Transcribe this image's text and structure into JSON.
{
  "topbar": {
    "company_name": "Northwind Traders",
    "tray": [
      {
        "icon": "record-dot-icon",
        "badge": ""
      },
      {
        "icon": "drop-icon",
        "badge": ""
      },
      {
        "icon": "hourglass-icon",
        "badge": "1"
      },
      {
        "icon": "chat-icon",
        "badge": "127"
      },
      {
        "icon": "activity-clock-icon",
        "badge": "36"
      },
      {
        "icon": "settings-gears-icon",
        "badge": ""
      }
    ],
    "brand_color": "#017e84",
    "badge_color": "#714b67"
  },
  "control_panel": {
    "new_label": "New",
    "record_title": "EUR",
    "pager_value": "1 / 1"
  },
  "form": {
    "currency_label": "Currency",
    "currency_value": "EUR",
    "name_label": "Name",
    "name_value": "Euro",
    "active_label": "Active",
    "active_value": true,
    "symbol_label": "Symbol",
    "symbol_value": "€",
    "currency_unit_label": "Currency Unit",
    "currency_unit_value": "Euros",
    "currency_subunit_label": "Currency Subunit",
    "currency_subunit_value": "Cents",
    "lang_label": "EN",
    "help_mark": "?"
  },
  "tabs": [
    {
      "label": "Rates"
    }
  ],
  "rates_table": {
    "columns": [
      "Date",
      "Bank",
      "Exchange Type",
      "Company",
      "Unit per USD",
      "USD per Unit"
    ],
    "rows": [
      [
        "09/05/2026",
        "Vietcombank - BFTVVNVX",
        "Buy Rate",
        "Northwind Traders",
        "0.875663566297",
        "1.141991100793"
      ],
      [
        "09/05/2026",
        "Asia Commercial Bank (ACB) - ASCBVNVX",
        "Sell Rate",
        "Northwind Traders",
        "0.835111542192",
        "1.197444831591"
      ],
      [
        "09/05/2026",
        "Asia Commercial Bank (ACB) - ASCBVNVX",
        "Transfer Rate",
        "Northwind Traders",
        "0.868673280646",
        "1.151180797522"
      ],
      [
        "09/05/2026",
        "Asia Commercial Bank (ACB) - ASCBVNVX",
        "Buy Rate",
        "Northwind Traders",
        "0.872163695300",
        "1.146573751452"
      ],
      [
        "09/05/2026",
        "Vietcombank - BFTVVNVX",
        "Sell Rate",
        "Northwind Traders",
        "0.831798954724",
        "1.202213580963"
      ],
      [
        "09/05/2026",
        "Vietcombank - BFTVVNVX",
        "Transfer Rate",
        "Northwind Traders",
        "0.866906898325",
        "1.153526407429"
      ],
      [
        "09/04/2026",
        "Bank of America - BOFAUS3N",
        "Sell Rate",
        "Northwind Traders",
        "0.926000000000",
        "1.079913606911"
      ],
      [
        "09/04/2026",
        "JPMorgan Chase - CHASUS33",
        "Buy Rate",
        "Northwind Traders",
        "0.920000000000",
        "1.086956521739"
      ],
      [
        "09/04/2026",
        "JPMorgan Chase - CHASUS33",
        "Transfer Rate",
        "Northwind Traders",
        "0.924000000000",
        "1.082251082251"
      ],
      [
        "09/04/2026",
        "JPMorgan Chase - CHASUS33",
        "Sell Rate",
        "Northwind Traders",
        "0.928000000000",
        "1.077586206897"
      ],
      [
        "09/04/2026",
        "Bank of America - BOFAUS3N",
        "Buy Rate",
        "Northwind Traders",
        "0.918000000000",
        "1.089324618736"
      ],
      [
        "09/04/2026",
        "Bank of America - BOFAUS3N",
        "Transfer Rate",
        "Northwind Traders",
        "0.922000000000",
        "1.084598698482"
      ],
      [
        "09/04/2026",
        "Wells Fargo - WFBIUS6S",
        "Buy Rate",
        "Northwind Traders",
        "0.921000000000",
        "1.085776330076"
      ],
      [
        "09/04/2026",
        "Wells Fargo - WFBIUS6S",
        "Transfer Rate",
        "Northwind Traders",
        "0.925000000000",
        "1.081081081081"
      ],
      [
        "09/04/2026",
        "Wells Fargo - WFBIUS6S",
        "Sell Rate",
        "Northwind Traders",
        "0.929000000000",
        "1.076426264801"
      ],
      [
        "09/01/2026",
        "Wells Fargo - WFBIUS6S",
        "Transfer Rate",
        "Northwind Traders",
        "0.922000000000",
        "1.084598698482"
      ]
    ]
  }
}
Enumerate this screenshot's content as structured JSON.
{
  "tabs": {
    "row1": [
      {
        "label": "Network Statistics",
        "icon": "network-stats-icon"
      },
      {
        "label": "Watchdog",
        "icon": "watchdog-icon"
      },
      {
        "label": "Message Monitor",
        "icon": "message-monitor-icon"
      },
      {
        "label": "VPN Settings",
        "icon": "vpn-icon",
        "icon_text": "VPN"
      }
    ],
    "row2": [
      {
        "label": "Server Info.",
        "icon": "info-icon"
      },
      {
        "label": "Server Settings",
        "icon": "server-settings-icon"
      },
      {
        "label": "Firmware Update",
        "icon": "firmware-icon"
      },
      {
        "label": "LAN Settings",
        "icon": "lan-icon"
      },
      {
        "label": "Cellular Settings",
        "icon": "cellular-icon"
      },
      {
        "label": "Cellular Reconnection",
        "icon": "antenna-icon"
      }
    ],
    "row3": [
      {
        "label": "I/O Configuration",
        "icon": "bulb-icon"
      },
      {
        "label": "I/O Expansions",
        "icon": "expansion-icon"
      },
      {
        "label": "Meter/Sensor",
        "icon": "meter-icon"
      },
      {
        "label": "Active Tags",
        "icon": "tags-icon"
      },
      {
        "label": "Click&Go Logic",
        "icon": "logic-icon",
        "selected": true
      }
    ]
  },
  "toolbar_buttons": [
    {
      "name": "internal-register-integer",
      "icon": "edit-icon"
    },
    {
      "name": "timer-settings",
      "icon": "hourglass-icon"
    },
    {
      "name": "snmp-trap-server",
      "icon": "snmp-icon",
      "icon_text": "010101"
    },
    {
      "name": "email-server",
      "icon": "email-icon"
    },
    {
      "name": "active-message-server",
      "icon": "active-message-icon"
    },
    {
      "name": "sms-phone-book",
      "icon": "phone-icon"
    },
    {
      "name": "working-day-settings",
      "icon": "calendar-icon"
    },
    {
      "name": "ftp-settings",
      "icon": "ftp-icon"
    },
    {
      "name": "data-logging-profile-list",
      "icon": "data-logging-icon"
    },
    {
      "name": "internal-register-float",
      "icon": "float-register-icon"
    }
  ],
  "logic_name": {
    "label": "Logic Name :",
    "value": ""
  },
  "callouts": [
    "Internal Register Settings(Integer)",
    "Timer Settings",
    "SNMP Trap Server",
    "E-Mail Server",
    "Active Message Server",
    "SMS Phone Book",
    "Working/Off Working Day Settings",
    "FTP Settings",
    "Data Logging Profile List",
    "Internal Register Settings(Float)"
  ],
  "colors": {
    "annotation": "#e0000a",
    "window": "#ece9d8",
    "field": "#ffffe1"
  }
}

#####

__Directions for this task__
Can you reproduce all the material exactly?

__Worked answer__
Transcribe this image's text and structure into JSON.
{
  "topbar": {
    "company_name": "Northwind Traders",
    "tray": [
      {
        "icon": "record-dot-icon",
        "badge": ""
      },
      {
        "icon": "drop-icon",
        "badge": ""
      },
      {
        "icon": "hourglass-icon",
        "badge": "1"
      },
      {
        "icon": "chat-icon",
        "badge": "127"
      },
      {
        "icon": "activity-clock-icon",
        "badge": "36"
      },
      {
        "icon": "settings-gears-icon",
        "badge": ""
      }
    ],
    "brand_color": "#017e84",
    "badge_color": "#714b67"
  },
  "control_panel": {
    "new_label": "New",
    "record_title": "EUR",
    "pager_value": "1 / 1"
  },
  "form": {
    "currency_label": "Currency",
    "currency_value": "EUR",
    "name_label": "Name",
    "name_value": "Euro",
    "active_label": "Active",
    "active_value": true,
    "symbol_label": "Symbol",
    "symbol_value": "€",
    "currency_unit_label": "Currency Unit",
    "currency_unit_value": "Euros",
    "currency_subunit_label": "Currency Subunit",
    "currency_subunit_value": "Cents",
    "lang_label": "EN",
    "help_mark": "?"
  },
  "tabs": [
    {
      "label": "Rates"
    }
  ],
  "rates_table": {
    "columns": [
      "Date",
      "Bank",
      "Exchange Type",
      "Company",
      "Unit per USD",
      "USD per Unit"
    ],
    "rows": [
      [
        "09/05/2026",
        "Vietcombank - BFTVVNVX",
        "Buy Rate",
        "Northwind Traders",
        "0.875663566297",
        "1.141991100793"
      ],
      [
        "09/05/2026",
        "Asia Commercial Bank (ACB) - ASCBVNVX",
        "Sell Rate",
        "Northwind Traders",
        "0.835111542192",
        "1.197444831591"
      ],
      [
        "09/05/2026",
        "Asia Commercial Bank (ACB) - ASCBVNVX",
        "Transfer Rate",
        "Northwind Traders",
        "0.868673280646",
        "1.151180797522"
      ],
      [
        "09/05/2026",
        "Asia Commercial Bank (ACB) - ASCBVNVX",
        "Buy Rate",
        "Northwind Traders",
        "0.872163695300",
        "1.146573751452"
      ],
      [
        "09/05/2026",
        "Vietcombank - BFTVVNVX",
        "Sell Rate",
        "Northwind Traders",
        "0.831798954724",
        "1.202213580963"
      ],
      [
        "09/05/2026",
        "Vietcombank - BFTVVNVX",
        "Transfer Rate",
        "Northwind Traders",
        "0.866906898325",
        "1.153526407429"
      ],
      [
        "09/04/2026",
        "Bank of America - BOFAUS3N",
        "Sell Rate",
        "Northwind Traders",
        "0.926000000000",
        "1.079913606911"
      ],
      [
        "09/04/2026",
        "JPMorgan Chase - CHASUS33",
        "Buy Rate",
        "Northwind Traders",
        "0.920000000000",
        "1.086956521739"
      ],
      [
        "09/04/2026",
        "JPMorgan Chase - CHASUS33",
        "Transfer Rate",
        "Northwind Traders",
        "0.924000000000",
        "1.082251082251"
      ],
      [
        "09/04/2026",
        "JPMorgan Chase - CHASUS33",
        "Sell Rate",
        "Northwind Traders",
        "0.928000000000",
        "1.077586206897"
      ],
      [
        "09/04/2026",
        "Bank of America - BOFAUS3N",
        "Buy Rate",
        "Northwind Traders",
        "0.918000000000",
        "1.089324618736"
      ],
      [
        "09/04/2026",
        "Bank of America - BOFAUS3N",
        "Transfer Rate",
        "Northwind Traders",
        "0.922000000000",
        "1.084598698482"
      ],
      [
        "09/04/2026",
        "Wells Fargo - WFBIUS6S",
        "Buy Rate",
        "Northwind Traders",
        "0.921000000000",
        "1.085776330076"
      ],
      [
        "09/04/2026",
        "Wells Fargo - WFBIUS6S",
        "Transfer Rate",
        "Northwind Traders",
        "0.925000000000",
        "1.081081081081"
      ],
      [
        "09/04/2026",
        "Wells Fargo - WFBIUS6S",
        "Sell Rate",
        "Northwind Traders",
        "0.929000000000",
        "1.076426264801"
      ],
      [
        "09/01/2026",
        "Wells Fargo - WFBIUS6S",
        "Transfer Rate",
        "Northwind Traders",
        "0.922000000000",
        "1.084598698482"
      ]
    ]
  }
}
Enumerate this screenshot's content as structured JSON.
{
  "tabs": {
    "row1": [
      {
        "label": "Network Statistics",
        "icon": "network-stats-icon"
      },
      {
        "label": "Watchdog",
        "icon": "watchdog-icon"
      },
      {
        "label": "Message Monitor",
        "icon": "message-monitor-icon"
      },
      {
        "label": "VPN Settings",
        "icon": "vpn-icon",
        "icon_text": "VPN"
      }
    ],
    "row2": [
      {
        "label": "Server Info.",
        "icon": "info-icon"
      },
      {
        "label": "Server Settings",
        "icon": "server-settings-icon"
      },
      {
        "label": "Firmware Update",
        "icon": "firmware-icon"
      },
      {
        "label": "LAN Settings",
        "icon": "lan-icon"
      },
      {
        "label": "Cellular Settings",
        "icon": "cellular-icon"
      },
      {
        "label": "Cellular Reconnection",
        "icon": "antenna-icon"
      }
    ],
    "row3": [
      {
        "label": "I/O Configuration",
        "icon": "bulb-icon"
      },
      {
        "label": "I/O Expansions",
        "icon": "expansion-icon"
      },
      {
        "label": "Meter/Sensor",
        "icon": "meter-icon"
      },
      {
        "label": "Active Tags",
        "icon": "tags-icon"
      },
      {
        "label": "Click&Go Logic",
        "icon": "logic-icon",
        "selected": true
      }
    ]
  },
  "toolbar_buttons": [
    {
      "name": "internal-register-integer",
      "icon": "edit-icon"
    },
    {
      "name": "timer-settings",
      "icon": "hourglass-icon"
    },
    {
      "name": "snmp-trap-server",
      "icon": "snmp-icon",
      "icon_text": "010101"
    },
    {
      "name": "email-server",
      "icon": "email-icon"
    },
    {
      "name": "active-message-server",
      "icon": "active-message-icon"
    },
    {
      "name": "sms-phone-book",
      "icon": "phone-icon"
    },
    {
      "name": "working-day-settings",
      "icon": "calendar-icon"
    },
    {
      "name": "ftp-settings",
      "icon": "ftp-icon"
    },
    {
      "name": "data-logging-profile-list",
      "icon": "data-logging-icon"
    },
    {
      "name": "internal-register-float",
      "icon": "float-register-icon"
    }
  ],
  "logic_name": {
    "label": "Logic Name :",
    "value": ""
  },
  "callouts": [
    "Internal Register Settings(Integer)",
    "Timer Settings",
    "SNMP Trap Server",
    "E-Mail Server",
    "Active Message Server",
    "SMS Phone Book",
    "Working/Off Working Day Settings",
    "FTP Settings",
    "Data Logging Profile List",
    "Internal Register Settings(Float)"
  ],
  "colors": {
    "annotation": "#e0000a",
    "window": "#ece9d8",
    "field": "#ffffe1"
  }
}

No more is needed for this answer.